### What you need to do
Records follow. Copy every line with "color".

### Input
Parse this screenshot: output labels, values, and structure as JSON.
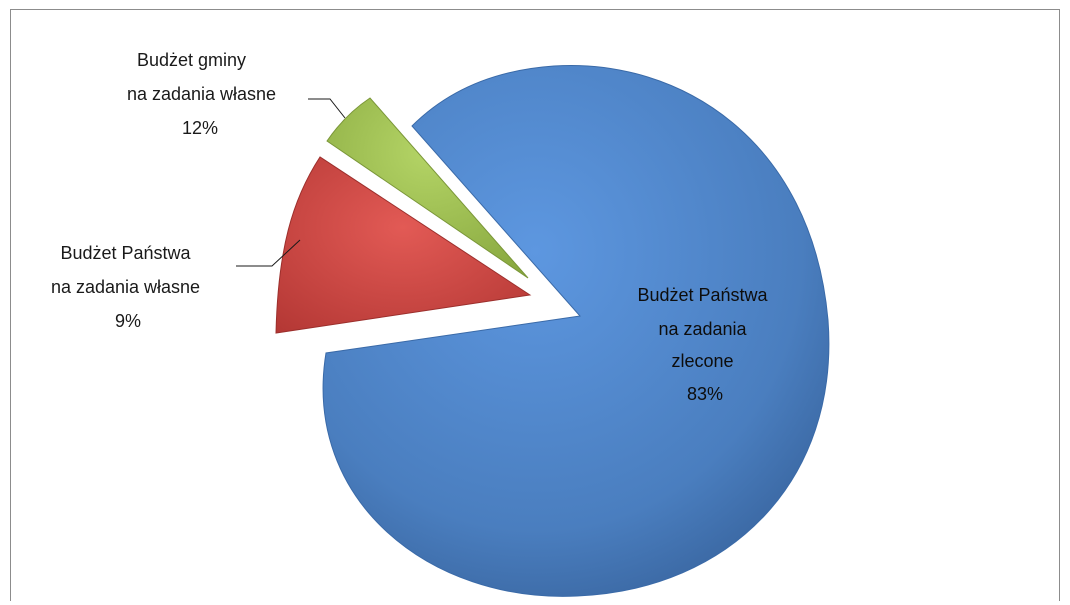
{
  "chart_data": {
    "type": "pie",
    "title": "",
    "slices": [
      {
        "label_lines": [
          "Budżet Państwa",
          "na zadania",
          "zlecone"
        ],
        "value_label": "83%",
        "value": 83,
        "color": "#4a7ebf"
      },
      {
        "label_lines": [
          "Budżet Państwa",
          "na zadania własne"
        ],
        "value_label": "9%",
        "value": 9,
        "color": "#c0403d"
      },
      {
        "label_lines": [
          "Budżet gminy",
          "na zadania własne"
        ],
        "value_label": "12%",
        "value": 12,
        "color": "#98ba4c"
      }
    ],
    "legend": "none",
    "style": "3d exploded"
  }
}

### Answer to this task
        "color": "#4a7ebf"
        "color": "#c0403d"
        "color": "#98ba4c"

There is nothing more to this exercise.